**LO QUE SE PIDE:** Modifica todo lo que va desde la línea que contiene "For every button, label, input, icon, or" hasta la que contiene "category-label: App: [14, 321, 38, 337]", ambas incluidas. Reescríbelo sustituyendo "bar-row" por "fila-barra" y sin cambiar nada más.

Entradas de posición de los elementos
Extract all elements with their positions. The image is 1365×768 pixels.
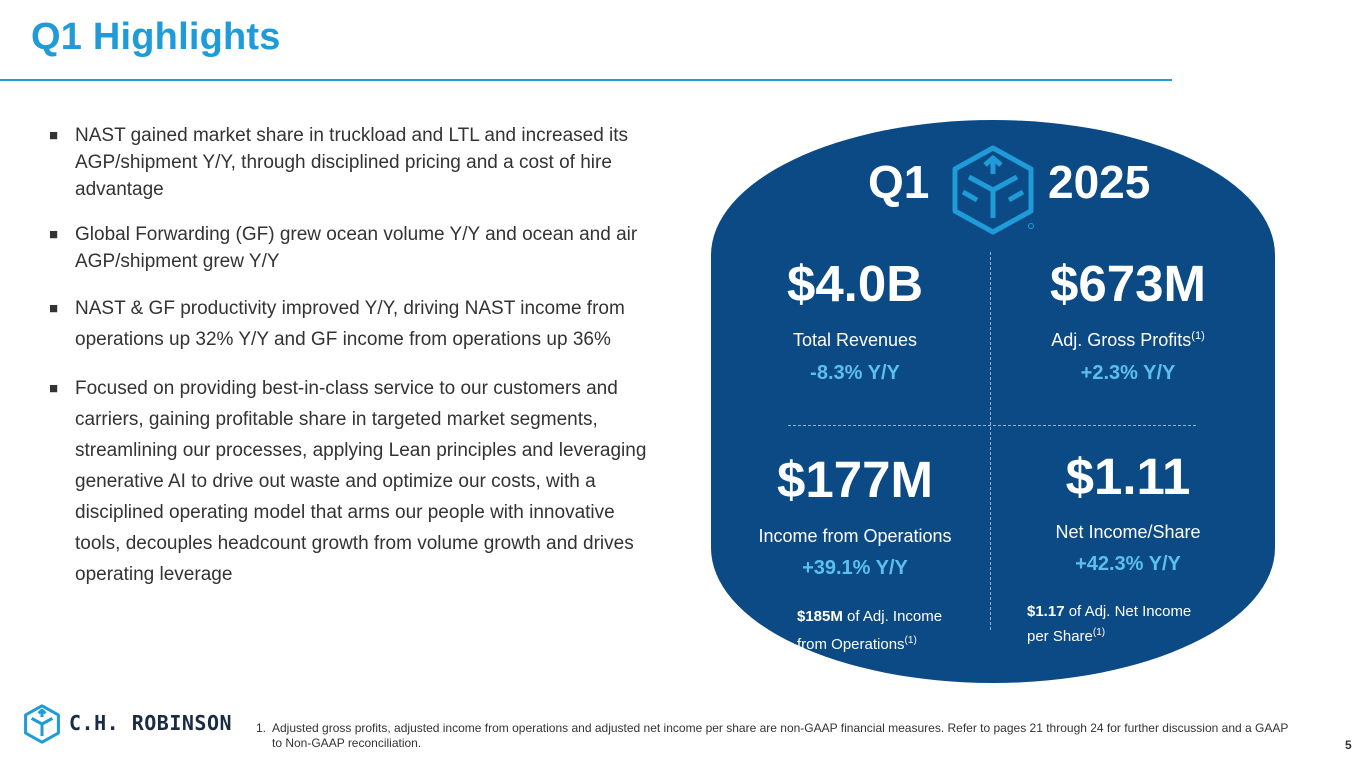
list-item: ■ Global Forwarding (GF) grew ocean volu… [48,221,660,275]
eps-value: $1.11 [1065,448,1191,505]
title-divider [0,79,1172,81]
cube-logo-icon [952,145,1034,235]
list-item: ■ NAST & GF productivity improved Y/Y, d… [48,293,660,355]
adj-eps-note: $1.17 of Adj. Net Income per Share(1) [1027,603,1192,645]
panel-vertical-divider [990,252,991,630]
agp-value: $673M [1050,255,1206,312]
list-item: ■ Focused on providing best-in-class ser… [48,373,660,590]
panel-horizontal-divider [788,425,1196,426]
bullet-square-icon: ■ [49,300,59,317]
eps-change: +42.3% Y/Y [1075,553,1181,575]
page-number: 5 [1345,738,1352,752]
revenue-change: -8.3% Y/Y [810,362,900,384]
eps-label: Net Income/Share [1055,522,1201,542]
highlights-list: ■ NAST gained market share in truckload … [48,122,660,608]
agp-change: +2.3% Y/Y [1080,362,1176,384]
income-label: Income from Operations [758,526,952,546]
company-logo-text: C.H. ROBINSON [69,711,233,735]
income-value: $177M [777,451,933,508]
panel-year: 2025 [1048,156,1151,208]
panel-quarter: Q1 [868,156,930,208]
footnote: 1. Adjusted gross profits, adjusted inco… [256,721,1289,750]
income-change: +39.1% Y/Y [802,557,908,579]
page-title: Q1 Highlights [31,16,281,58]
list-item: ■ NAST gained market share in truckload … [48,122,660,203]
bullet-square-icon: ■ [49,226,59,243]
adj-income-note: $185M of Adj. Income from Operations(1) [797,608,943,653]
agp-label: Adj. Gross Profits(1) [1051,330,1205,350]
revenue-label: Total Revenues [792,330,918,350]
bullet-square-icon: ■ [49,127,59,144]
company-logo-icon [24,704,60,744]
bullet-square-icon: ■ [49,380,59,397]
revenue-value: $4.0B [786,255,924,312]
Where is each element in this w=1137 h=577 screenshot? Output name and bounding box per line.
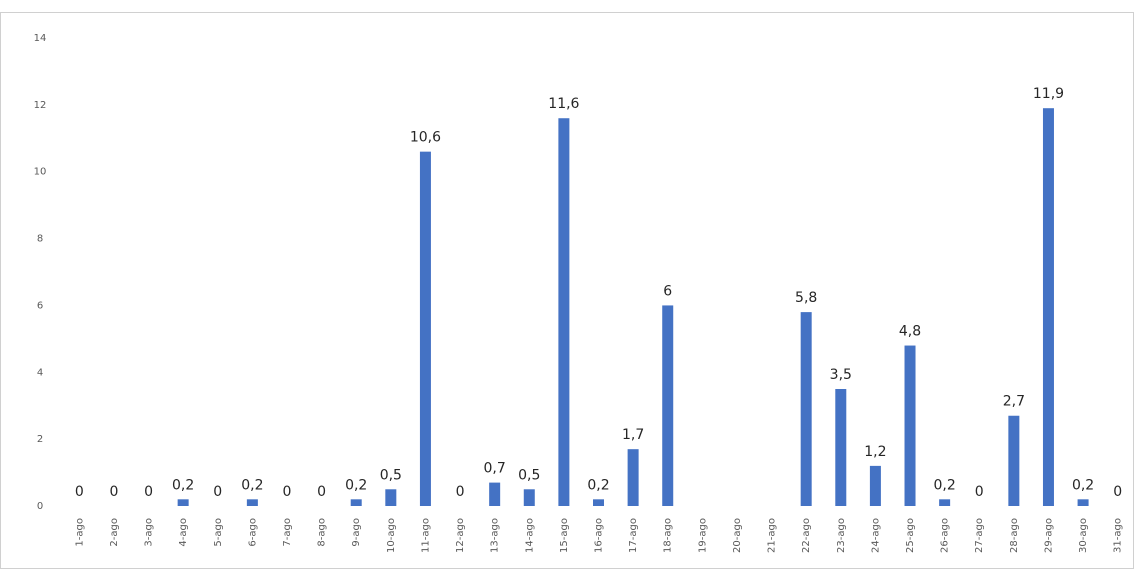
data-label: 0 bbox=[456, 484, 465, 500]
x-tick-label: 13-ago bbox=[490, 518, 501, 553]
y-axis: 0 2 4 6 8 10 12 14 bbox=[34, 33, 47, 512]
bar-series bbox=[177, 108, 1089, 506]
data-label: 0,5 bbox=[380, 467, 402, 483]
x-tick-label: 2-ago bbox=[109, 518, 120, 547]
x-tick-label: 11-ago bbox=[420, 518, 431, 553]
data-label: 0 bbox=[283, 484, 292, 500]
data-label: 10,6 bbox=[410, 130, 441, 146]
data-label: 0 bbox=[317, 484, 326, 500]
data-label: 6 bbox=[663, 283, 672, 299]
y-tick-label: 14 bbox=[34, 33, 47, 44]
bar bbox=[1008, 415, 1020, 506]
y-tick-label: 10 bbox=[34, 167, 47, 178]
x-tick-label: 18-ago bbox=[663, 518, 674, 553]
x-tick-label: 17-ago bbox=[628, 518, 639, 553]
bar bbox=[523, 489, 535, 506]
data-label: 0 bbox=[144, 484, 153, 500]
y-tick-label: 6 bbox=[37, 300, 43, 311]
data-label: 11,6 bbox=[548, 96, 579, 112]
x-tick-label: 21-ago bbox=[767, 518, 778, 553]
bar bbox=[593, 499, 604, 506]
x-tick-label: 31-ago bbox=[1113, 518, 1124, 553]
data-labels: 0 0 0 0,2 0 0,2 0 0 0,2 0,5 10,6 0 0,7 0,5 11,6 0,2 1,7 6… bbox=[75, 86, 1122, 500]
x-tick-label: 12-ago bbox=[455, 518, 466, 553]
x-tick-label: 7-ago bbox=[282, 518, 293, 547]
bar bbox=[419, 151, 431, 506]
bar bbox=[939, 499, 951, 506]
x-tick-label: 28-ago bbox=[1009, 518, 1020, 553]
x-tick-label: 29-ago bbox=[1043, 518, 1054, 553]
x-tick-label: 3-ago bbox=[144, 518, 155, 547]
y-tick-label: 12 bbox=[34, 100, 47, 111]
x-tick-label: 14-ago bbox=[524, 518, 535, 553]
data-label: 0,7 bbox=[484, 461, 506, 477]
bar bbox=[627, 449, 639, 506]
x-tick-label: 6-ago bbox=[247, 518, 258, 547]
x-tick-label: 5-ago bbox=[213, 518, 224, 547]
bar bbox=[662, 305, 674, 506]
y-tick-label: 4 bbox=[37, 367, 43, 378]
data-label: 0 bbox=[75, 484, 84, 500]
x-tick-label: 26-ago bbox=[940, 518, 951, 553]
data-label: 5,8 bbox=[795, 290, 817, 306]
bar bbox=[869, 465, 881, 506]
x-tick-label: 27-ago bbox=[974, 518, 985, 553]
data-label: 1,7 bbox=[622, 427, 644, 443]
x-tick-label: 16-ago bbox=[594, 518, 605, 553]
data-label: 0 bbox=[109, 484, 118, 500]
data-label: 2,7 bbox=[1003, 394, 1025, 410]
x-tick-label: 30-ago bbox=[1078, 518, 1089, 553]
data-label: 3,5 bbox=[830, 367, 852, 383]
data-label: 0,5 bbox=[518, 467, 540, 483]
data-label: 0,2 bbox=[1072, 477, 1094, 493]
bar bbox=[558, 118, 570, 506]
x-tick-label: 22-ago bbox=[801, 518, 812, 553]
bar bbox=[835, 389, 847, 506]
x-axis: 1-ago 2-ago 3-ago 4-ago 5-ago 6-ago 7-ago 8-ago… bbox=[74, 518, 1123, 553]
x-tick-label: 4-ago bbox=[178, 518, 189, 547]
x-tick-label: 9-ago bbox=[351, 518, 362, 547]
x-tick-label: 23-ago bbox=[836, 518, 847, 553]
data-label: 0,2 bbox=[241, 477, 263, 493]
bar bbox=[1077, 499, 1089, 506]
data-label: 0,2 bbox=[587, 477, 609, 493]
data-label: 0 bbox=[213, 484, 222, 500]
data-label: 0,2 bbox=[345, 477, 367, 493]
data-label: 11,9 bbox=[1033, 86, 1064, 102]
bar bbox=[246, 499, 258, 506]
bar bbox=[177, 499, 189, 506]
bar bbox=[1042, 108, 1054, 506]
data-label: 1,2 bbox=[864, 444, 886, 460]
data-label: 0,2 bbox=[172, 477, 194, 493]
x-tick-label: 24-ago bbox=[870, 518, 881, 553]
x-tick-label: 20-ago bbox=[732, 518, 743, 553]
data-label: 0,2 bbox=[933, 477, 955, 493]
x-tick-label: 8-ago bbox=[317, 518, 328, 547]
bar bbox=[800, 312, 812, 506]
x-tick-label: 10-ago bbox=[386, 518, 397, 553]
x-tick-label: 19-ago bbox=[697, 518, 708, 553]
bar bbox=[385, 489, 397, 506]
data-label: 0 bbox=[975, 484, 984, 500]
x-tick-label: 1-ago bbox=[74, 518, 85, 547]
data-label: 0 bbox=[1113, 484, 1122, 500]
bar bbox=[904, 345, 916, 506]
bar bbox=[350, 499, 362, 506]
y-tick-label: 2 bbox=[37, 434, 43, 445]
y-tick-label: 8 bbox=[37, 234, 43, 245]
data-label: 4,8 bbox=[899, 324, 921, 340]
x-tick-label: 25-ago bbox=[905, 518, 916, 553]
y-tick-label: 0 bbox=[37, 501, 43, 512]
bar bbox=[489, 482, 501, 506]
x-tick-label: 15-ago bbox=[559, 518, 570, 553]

---

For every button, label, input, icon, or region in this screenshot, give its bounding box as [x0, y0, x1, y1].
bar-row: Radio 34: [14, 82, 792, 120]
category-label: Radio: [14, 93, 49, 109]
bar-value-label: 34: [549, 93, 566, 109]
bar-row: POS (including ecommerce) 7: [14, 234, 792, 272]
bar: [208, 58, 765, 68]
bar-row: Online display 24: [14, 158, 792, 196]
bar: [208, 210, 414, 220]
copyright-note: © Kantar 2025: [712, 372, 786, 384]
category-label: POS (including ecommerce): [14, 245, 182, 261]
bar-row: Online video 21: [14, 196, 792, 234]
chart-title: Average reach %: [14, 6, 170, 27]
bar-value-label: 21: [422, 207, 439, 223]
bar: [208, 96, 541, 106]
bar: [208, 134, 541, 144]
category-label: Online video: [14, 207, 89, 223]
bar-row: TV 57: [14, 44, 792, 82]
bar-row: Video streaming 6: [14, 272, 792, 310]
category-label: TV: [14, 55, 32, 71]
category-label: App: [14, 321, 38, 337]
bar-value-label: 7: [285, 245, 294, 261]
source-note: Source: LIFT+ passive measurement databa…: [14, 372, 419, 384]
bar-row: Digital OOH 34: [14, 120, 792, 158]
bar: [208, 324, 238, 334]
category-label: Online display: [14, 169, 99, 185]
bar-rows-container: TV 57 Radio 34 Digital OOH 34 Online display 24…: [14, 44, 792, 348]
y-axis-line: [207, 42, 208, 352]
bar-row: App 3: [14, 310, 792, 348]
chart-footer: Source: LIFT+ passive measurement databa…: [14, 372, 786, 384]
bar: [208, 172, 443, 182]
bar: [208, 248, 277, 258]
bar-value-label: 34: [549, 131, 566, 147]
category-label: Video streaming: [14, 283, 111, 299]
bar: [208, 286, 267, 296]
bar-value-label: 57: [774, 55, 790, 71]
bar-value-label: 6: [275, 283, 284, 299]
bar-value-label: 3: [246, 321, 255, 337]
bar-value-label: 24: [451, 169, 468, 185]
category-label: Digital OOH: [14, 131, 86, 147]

**SOLUCIÓN DEL EJERCICIO:**
For every button, label, input, icon, or region in this screenshot, give its bounding box as [x0, y0, x1, y1].
fila-barra: Radio 34: [14, 82, 792, 120]
category-label: Radio: [14, 93, 49, 109]
bar-value-label: 34: [549, 93, 566, 109]
fila-barra: POS (including ecommerce) 7: [14, 234, 792, 272]
bar: [208, 58, 765, 68]
fila-barra: Online display 24: [14, 158, 792, 196]
bar: [208, 210, 414, 220]
copyright-note: © Kantar 2025: [712, 372, 786, 384]
category-label: POS (including ecommerce): [14, 245, 182, 261]
fila-barra: Online video 21: [14, 196, 792, 234]
chart-title: Average reach %: [14, 6, 170, 27]
bar-value-label: 21: [422, 207, 439, 223]
bar: [208, 96, 541, 106]
bar: [208, 134, 541, 144]
category-label: Online video: [14, 207, 89, 223]
fila-barra: TV 57: [14, 44, 792, 82]
fila-barra: Video streaming 6: [14, 272, 792, 310]
category-label: TV: [14, 55, 32, 71]
category-label: App: [14, 321, 38, 337]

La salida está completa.